Collected data entries
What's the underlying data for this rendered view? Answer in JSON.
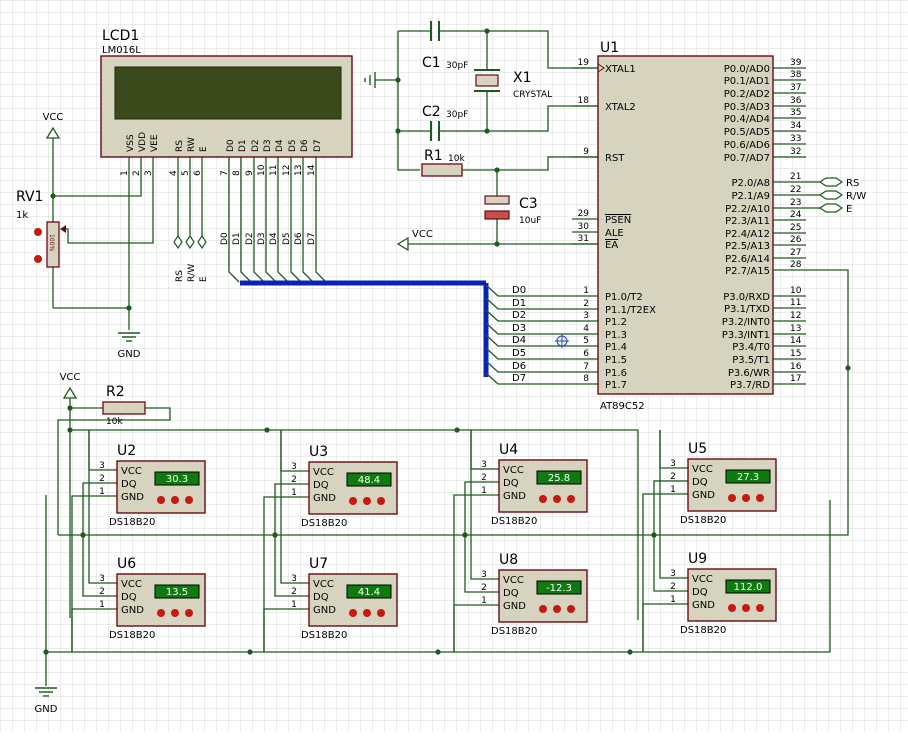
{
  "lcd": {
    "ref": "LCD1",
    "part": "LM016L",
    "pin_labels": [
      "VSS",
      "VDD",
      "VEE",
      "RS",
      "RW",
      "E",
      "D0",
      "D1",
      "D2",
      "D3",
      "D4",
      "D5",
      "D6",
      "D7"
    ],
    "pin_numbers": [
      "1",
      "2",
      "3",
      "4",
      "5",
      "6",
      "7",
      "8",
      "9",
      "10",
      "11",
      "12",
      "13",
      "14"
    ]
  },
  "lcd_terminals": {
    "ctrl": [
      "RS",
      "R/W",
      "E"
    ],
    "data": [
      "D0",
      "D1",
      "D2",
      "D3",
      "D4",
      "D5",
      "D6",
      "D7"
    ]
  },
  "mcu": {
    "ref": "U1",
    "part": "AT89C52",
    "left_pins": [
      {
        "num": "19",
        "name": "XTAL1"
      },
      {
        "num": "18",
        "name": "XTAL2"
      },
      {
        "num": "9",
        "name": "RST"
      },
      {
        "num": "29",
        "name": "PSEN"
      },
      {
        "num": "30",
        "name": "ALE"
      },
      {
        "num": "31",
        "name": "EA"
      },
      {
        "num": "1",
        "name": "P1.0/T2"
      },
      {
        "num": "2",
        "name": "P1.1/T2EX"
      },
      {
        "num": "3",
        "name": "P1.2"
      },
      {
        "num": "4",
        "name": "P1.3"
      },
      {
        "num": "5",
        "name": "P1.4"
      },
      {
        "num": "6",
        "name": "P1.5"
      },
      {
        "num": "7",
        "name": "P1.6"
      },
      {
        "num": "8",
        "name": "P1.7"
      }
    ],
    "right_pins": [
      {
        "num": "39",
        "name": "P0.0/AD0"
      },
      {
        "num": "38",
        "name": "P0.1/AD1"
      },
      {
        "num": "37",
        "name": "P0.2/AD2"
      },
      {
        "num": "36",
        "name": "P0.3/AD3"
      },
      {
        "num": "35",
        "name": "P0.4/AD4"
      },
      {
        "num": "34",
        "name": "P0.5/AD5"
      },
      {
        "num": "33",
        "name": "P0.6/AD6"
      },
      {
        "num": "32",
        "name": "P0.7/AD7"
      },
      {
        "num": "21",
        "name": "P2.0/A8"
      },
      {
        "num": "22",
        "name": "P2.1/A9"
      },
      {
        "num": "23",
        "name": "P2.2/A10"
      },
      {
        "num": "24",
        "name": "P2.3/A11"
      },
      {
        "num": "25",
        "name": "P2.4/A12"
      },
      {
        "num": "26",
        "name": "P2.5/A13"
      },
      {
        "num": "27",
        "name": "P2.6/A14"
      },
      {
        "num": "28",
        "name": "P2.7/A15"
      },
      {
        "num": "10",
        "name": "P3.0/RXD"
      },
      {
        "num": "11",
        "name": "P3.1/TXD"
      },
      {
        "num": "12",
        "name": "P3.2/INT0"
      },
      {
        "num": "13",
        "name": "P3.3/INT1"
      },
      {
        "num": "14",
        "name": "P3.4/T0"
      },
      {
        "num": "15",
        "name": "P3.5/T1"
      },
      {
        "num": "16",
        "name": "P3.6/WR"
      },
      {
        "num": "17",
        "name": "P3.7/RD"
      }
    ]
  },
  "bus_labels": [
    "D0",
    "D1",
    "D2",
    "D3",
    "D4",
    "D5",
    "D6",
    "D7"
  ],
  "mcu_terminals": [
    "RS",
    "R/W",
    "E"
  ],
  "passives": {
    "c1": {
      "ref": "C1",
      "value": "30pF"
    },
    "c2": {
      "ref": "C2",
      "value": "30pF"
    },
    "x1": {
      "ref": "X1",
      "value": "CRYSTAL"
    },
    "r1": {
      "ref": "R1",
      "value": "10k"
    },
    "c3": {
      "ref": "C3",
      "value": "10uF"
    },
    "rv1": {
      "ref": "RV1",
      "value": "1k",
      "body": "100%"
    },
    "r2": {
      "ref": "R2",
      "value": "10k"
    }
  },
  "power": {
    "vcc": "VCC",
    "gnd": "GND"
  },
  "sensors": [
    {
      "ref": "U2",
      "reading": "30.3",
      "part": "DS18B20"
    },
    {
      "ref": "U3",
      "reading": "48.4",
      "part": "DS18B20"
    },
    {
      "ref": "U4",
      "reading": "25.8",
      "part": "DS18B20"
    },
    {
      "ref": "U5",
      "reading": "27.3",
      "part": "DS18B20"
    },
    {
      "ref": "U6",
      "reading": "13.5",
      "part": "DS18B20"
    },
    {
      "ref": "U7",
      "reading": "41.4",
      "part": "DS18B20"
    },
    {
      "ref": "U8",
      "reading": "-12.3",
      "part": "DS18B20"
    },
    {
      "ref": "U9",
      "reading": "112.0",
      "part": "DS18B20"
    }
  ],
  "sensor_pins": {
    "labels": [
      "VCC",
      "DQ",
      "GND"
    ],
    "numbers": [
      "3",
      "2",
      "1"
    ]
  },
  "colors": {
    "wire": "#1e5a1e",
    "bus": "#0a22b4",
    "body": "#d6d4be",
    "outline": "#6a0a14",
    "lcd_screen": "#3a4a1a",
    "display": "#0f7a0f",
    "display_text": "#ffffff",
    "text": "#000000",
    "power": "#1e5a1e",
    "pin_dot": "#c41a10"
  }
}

---

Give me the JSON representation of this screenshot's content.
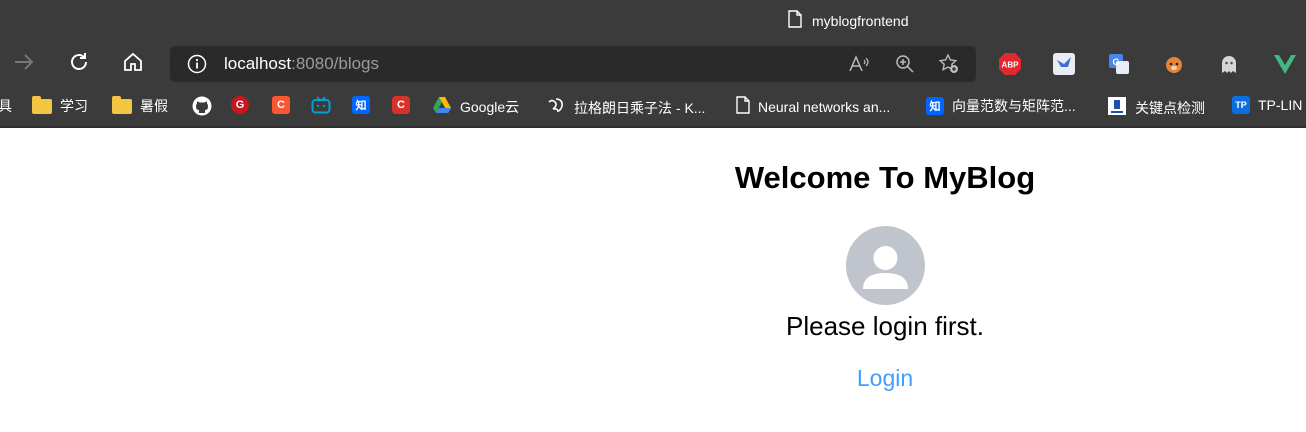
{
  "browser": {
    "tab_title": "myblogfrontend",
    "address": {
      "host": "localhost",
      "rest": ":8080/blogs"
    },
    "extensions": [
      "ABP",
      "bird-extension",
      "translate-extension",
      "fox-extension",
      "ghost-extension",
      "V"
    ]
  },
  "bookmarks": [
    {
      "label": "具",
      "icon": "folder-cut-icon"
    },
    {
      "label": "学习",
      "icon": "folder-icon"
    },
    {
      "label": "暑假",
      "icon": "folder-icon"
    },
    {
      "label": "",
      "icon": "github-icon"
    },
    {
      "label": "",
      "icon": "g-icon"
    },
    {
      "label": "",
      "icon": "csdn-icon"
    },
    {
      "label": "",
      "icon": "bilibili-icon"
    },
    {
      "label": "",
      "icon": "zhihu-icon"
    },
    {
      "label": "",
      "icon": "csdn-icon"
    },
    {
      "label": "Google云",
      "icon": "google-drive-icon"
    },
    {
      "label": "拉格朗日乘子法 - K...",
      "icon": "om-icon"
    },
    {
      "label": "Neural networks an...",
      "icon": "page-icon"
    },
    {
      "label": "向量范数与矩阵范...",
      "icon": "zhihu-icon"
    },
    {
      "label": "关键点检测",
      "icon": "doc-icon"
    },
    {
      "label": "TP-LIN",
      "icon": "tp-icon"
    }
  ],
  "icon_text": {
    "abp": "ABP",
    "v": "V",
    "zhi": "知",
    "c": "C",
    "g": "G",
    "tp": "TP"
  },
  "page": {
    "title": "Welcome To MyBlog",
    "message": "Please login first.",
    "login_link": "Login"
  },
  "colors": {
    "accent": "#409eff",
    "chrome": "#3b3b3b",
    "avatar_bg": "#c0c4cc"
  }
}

▶ [Task to carry out]
Count every line above that holds the string "value" and give the total, nothing more.

▶ [In response]
7